Scan the records and identify every line in which the string "umut" occurs, then return those lines.

Records from a collection:

====

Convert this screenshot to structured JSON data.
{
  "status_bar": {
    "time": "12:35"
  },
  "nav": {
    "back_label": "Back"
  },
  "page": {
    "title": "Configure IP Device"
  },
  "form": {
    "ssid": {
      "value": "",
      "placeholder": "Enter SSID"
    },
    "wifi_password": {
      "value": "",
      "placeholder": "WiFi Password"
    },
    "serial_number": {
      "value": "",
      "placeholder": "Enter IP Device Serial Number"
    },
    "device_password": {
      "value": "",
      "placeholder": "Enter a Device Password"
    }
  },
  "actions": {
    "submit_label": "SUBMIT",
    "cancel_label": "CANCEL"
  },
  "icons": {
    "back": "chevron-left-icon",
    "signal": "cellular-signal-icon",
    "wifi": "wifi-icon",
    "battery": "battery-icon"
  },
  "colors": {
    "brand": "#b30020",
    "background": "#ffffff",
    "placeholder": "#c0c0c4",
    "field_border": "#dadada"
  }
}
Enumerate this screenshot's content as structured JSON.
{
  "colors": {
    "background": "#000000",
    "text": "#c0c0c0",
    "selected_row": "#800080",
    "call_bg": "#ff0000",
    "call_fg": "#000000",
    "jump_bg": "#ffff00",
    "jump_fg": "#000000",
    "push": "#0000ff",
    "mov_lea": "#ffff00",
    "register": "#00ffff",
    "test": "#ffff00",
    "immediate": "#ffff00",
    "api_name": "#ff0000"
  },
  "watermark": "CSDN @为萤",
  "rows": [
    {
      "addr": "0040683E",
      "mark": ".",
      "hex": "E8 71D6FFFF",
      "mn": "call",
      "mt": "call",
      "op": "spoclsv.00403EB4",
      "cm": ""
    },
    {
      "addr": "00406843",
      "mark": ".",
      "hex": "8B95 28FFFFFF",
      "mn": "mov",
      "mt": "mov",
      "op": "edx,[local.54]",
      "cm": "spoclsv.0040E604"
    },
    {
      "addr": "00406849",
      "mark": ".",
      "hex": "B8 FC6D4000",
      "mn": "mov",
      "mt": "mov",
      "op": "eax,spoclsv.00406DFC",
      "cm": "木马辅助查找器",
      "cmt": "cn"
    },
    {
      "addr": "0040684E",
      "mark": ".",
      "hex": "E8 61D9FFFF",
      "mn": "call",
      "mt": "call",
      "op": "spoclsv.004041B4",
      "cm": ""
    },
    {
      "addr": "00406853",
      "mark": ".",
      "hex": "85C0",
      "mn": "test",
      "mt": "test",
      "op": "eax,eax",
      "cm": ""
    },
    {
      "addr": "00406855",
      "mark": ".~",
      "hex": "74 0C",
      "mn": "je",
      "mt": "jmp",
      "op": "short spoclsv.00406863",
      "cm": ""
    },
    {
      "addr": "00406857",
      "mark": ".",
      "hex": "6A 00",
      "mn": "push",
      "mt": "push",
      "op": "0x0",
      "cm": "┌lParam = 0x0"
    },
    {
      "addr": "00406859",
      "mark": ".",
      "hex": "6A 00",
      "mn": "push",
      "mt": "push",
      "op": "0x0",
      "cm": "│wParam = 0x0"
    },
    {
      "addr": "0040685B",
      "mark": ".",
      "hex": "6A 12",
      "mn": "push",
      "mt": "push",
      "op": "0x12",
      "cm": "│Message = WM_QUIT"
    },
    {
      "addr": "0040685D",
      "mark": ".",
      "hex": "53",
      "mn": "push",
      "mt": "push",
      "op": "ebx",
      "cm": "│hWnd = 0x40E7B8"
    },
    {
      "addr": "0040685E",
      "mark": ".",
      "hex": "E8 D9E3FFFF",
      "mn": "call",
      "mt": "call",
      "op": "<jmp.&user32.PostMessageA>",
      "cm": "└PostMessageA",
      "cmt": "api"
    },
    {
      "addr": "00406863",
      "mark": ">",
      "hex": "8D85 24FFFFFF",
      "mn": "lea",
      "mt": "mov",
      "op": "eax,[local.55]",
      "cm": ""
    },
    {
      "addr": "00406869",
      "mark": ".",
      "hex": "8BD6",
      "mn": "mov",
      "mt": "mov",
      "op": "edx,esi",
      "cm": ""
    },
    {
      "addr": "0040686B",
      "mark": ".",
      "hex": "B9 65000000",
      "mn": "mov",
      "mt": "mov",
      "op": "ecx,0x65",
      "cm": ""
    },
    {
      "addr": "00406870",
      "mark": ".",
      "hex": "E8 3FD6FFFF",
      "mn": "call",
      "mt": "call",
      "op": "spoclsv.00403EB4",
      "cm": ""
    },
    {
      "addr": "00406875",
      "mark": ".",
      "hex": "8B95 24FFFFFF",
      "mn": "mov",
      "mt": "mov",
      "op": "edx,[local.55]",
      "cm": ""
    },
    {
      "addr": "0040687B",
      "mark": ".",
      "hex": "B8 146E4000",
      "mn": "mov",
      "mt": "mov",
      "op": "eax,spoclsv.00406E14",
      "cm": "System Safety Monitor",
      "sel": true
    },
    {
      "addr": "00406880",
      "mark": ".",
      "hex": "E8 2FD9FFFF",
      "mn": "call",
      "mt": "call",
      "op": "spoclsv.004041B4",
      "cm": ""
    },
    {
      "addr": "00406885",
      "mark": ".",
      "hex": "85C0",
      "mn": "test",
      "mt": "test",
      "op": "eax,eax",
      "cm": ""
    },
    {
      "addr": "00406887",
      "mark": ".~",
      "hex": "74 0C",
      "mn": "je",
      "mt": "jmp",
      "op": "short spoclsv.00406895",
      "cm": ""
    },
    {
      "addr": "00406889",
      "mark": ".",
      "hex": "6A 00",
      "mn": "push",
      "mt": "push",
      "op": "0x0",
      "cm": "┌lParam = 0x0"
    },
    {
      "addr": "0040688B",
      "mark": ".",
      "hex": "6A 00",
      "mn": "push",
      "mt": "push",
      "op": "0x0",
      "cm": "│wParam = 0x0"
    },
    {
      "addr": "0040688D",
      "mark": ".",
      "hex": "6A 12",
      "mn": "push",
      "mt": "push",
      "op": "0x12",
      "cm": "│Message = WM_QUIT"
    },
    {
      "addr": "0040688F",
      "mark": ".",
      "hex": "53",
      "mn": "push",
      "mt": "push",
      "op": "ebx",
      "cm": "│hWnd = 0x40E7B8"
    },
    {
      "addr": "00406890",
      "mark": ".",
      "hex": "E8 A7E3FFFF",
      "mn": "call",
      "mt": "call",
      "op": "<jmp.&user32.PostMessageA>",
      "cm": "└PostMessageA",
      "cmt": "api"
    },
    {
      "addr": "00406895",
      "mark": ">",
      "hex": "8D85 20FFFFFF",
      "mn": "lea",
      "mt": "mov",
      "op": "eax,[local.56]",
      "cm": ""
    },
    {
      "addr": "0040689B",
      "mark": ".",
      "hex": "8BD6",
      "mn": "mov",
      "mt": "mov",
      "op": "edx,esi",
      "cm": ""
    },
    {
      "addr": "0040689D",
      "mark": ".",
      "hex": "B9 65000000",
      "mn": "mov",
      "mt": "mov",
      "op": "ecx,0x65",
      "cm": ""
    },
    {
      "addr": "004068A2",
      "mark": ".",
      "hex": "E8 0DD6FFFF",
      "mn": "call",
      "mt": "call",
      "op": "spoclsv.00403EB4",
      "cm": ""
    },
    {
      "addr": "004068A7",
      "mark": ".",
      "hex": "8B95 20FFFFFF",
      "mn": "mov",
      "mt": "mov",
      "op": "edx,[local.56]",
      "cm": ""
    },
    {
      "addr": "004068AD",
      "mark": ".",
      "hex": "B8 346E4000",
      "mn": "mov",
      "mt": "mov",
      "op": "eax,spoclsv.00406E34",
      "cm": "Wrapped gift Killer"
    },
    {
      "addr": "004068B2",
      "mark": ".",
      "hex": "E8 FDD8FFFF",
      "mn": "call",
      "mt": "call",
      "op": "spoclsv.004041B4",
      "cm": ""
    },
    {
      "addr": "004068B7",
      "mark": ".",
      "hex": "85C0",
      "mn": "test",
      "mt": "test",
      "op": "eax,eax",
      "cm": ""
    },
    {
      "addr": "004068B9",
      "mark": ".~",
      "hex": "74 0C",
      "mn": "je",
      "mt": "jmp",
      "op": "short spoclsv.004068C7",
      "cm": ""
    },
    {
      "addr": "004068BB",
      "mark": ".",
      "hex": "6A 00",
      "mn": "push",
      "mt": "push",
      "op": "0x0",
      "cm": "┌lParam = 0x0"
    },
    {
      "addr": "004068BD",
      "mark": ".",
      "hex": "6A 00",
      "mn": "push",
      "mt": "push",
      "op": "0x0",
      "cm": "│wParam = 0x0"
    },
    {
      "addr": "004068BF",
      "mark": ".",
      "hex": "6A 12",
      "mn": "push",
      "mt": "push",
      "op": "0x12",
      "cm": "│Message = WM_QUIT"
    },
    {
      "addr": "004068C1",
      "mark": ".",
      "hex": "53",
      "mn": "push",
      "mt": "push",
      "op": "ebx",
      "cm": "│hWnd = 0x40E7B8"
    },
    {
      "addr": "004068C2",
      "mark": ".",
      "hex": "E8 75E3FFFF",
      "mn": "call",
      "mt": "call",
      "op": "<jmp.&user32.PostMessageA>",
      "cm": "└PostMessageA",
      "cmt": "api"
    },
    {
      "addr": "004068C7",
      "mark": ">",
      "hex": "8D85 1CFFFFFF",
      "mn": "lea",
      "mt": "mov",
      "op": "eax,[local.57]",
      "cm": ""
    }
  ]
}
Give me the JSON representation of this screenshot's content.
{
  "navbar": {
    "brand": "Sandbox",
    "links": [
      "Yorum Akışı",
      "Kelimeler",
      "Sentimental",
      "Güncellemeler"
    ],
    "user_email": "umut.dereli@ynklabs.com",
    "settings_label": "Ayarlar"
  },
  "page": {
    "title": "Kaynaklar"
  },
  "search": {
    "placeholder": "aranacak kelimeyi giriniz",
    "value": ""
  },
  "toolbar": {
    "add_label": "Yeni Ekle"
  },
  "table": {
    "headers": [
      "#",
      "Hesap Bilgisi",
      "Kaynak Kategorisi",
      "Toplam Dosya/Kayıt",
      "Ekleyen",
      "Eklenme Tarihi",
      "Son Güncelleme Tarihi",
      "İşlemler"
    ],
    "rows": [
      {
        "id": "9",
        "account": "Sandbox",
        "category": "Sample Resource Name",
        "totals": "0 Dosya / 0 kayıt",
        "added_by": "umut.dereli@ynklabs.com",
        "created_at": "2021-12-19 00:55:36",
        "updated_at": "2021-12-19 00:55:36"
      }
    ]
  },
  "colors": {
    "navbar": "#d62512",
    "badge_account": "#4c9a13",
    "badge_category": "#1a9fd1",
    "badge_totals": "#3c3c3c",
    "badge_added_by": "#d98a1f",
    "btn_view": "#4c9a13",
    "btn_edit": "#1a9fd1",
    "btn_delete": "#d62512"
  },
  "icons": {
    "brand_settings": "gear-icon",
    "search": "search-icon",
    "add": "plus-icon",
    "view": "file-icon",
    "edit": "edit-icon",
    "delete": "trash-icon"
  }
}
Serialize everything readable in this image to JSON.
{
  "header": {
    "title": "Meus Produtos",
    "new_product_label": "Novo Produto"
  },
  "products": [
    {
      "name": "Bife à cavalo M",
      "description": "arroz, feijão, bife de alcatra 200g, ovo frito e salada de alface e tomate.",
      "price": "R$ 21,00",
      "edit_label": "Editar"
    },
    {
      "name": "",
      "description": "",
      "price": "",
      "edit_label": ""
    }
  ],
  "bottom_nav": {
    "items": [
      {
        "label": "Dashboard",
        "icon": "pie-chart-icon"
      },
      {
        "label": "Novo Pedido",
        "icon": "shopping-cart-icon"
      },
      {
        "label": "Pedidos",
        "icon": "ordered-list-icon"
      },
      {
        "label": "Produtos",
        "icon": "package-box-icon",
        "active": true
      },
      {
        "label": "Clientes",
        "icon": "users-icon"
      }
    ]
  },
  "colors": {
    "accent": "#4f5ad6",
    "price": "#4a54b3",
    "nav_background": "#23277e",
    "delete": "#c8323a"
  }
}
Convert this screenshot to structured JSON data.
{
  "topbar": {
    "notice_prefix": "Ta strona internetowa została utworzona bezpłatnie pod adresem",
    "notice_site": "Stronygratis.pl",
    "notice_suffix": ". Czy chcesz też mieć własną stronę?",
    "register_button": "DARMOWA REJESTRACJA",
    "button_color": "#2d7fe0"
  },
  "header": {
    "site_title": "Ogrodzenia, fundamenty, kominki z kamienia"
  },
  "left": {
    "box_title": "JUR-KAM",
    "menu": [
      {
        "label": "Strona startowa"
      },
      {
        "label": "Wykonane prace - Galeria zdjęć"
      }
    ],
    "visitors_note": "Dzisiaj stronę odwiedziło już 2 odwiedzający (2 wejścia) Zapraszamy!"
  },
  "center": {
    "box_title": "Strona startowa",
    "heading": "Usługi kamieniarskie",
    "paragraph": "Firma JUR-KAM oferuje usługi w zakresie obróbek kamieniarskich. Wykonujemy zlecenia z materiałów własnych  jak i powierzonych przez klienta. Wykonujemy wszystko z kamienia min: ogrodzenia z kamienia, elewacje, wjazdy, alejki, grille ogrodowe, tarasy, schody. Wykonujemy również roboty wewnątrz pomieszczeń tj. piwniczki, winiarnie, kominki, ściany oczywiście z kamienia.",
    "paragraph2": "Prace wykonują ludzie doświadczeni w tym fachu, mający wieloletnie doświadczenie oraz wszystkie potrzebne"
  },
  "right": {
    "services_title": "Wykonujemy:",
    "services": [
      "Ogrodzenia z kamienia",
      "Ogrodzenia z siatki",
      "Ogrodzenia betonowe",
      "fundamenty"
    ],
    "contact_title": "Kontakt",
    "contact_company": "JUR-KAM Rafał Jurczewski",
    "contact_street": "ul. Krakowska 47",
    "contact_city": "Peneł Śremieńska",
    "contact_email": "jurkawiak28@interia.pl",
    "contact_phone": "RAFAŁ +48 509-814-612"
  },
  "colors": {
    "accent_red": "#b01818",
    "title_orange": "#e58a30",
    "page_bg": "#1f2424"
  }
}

====

> Task answer
    "user_email": "umut.dereli@ynklabs.com",
        "added_by": "umut.dereli@ynklabs.com",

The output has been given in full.